Calculate how many lines in the following records hold the word "گروهی", and report that number without comment.

----- Provided information

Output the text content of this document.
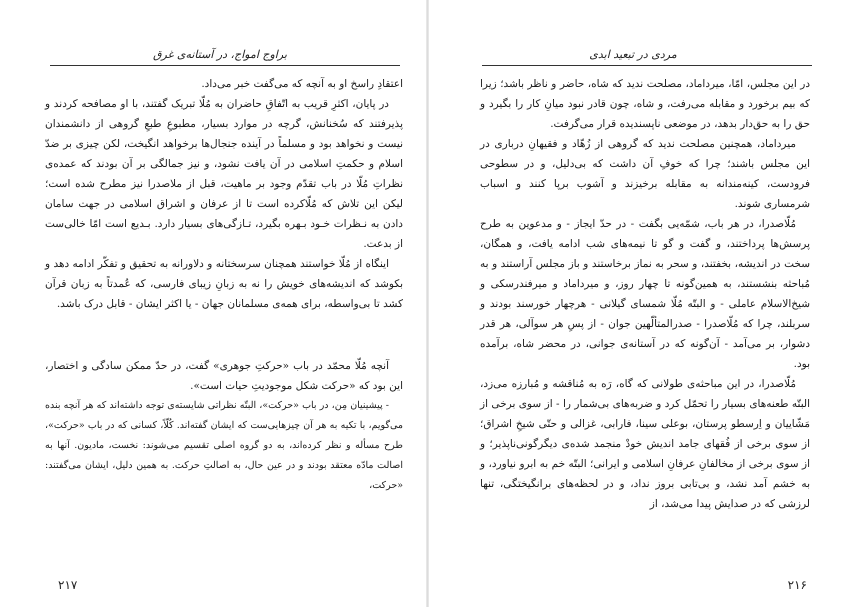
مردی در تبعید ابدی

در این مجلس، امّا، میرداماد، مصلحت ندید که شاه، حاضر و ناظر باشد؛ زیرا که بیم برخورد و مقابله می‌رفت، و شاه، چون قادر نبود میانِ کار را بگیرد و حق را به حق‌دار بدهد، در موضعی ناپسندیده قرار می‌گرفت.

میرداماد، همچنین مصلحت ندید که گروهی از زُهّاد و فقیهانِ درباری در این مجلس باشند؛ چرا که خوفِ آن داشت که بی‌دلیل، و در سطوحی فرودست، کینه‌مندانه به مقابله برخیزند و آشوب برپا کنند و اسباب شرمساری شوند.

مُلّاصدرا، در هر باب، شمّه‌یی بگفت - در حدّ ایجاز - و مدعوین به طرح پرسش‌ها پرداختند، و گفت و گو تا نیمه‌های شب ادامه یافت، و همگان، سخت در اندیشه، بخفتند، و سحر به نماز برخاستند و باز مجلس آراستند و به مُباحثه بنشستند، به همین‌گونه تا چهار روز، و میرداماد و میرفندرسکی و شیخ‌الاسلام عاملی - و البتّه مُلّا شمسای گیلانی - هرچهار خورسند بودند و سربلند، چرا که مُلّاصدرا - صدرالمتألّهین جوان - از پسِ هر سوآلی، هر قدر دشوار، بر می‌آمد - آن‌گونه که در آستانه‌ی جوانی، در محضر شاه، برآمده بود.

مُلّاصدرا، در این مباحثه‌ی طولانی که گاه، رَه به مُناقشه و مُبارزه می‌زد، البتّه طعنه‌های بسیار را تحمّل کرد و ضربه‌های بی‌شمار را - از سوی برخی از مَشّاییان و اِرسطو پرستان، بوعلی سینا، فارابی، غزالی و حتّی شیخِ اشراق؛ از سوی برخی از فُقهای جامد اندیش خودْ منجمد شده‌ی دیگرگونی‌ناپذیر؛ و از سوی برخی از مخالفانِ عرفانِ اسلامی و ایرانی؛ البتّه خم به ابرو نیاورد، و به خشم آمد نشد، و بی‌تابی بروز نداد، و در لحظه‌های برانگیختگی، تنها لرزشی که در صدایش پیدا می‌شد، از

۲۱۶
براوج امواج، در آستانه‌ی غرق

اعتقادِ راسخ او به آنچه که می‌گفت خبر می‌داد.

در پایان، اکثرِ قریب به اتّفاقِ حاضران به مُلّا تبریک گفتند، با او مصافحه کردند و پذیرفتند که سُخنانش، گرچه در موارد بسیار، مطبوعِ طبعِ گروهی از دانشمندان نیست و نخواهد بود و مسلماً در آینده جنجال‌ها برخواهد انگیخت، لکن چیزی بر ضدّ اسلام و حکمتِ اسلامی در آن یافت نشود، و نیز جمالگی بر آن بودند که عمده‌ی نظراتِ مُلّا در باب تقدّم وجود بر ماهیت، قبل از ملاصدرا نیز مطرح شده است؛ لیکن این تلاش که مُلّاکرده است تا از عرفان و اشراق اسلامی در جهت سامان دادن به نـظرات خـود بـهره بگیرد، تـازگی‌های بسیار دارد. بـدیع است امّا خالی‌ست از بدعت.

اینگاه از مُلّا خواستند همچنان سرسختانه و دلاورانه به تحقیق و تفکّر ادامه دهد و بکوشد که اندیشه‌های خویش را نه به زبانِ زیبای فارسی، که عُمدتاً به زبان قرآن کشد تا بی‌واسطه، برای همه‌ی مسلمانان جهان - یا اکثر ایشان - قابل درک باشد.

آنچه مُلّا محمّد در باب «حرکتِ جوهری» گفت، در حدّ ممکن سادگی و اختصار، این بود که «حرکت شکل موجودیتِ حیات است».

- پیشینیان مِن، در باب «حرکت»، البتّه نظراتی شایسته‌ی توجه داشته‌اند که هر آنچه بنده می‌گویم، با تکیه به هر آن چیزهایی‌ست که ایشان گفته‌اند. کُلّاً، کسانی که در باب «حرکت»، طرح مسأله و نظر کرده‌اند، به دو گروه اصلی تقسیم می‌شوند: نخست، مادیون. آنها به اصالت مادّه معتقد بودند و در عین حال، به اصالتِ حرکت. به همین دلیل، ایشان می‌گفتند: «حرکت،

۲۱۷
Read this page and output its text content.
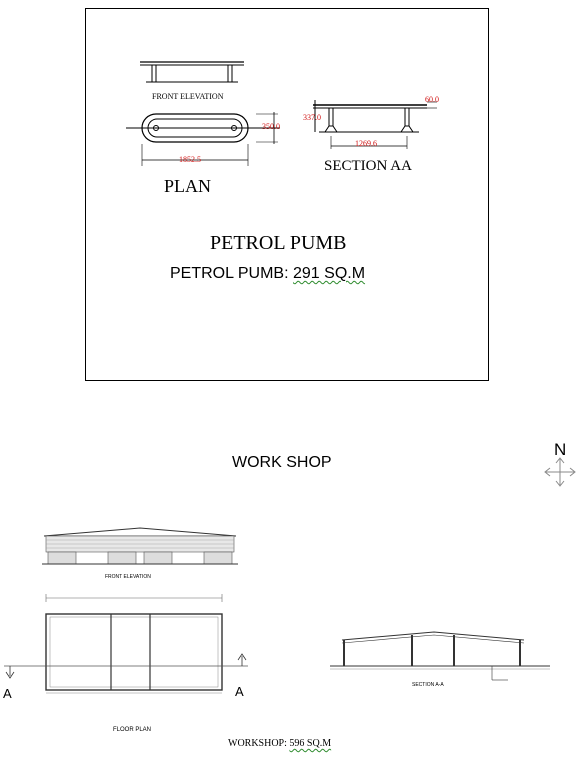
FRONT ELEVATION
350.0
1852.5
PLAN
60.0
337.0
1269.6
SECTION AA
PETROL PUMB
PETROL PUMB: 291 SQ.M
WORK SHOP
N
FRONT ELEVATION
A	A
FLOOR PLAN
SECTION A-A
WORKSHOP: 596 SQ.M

----------

_Final result_: 2